**Record extracts**
________
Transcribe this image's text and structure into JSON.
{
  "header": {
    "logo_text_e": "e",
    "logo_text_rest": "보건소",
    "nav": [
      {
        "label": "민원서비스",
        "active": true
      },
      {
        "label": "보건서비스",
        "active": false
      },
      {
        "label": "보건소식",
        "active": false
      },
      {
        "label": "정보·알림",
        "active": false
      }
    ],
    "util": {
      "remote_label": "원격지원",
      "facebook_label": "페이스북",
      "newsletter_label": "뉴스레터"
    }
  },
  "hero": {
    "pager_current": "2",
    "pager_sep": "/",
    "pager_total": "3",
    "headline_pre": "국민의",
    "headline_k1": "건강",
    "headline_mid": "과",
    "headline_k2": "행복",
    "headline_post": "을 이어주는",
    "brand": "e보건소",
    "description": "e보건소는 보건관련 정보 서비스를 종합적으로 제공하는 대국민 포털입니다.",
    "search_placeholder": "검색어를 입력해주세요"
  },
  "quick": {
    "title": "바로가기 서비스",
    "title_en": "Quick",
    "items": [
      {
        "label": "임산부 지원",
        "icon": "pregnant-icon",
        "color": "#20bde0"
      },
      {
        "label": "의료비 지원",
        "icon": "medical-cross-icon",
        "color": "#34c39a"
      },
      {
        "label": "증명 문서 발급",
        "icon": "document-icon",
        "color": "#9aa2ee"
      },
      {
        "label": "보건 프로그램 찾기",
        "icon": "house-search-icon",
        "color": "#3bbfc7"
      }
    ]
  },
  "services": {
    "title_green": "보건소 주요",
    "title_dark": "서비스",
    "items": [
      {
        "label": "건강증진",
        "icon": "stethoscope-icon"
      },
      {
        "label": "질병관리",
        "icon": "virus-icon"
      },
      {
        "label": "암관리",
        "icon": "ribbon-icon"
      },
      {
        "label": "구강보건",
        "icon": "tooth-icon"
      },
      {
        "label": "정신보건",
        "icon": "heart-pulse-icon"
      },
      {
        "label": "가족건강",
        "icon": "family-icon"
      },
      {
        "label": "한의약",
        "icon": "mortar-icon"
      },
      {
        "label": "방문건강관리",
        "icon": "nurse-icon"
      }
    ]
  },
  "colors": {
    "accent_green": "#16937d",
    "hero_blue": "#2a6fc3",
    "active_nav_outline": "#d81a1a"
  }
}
________
**What to work on**
Transcribe the material above in full.

**Answer to the problem**
Transcribe this image's text and structure into JSON.
{
  "header": {
    "logo_text_e": "e",
    "logo_text_rest": "보건소",
    "nav": [
      {
        "label": "민원서비스",
        "active": true
      },
      {
        "label": "보건서비스",
        "active": false
      },
      {
        "label": "보건소식",
        "active": false
      },
      {
        "label": "정보·알림",
        "active": false
      }
    ],
    "util": {
      "remote_label": "원격지원",
      "facebook_label": "페이스북",
      "newsletter_label": "뉴스레터"
    }
  },
  "hero": {
    "pager_current": "2",
    "pager_sep": "/",
    "pager_total": "3",
    "headline_pre": "국민의",
    "headline_k1": "건강",
    "headline_mid": "과",
    "headline_k2": "행복",
    "headline_post": "을 이어주는",
    "brand": "e보건소",
    "description": "e보건소는 보건관련 정보 서비스를 종합적으로 제공하는 대국민 포털입니다.",
    "search_placeholder": "검색어를 입력해주세요"
  },
  "quick": {
    "title": "바로가기 서비스",
    "title_en": "Quick",
    "items": [
      {
        "label": "임산부 지원",
        "icon": "pregnant-icon",
        "color": "#20bde0"
      },
      {
        "label": "의료비 지원",
        "icon": "medical-cross-icon",
        "color": "#34c39a"
      },
      {
        "label": "증명 문서 발급",
        "icon": "document-icon",
        "color": "#9aa2ee"
      },
      {
        "label": "보건 프로그램 찾기",
        "icon": "house-search-icon",
        "color": "#3bbfc7"
      }
    ]
  },
  "services": {
    "title_green": "보건소 주요",
    "title_dark": "서비스",
    "items": [
      {
        "label": "건강증진",
        "icon": "stethoscope-icon"
      },
      {
        "label": "질병관리",
        "icon": "virus-icon"
      },
      {
        "label": "암관리",
        "icon": "ribbon-icon"
      },
      {
        "label": "구강보건",
        "icon": "tooth-icon"
      },
      {
        "label": "정신보건",
        "icon": "heart-pulse-icon"
      },
      {
        "label": "가족건강",
        "icon": "family-icon"
      },
      {
        "label": "한의약",
        "icon": "mortar-icon"
      },
      {
        "label": "방문건강관리",
        "icon": "nurse-icon"
      }
    ]
  },
  "colors": {
    "accent_green": "#16937d",
    "hero_blue": "#2a6fc3",
    "active_nav_outline": "#d81a1a"
  }
}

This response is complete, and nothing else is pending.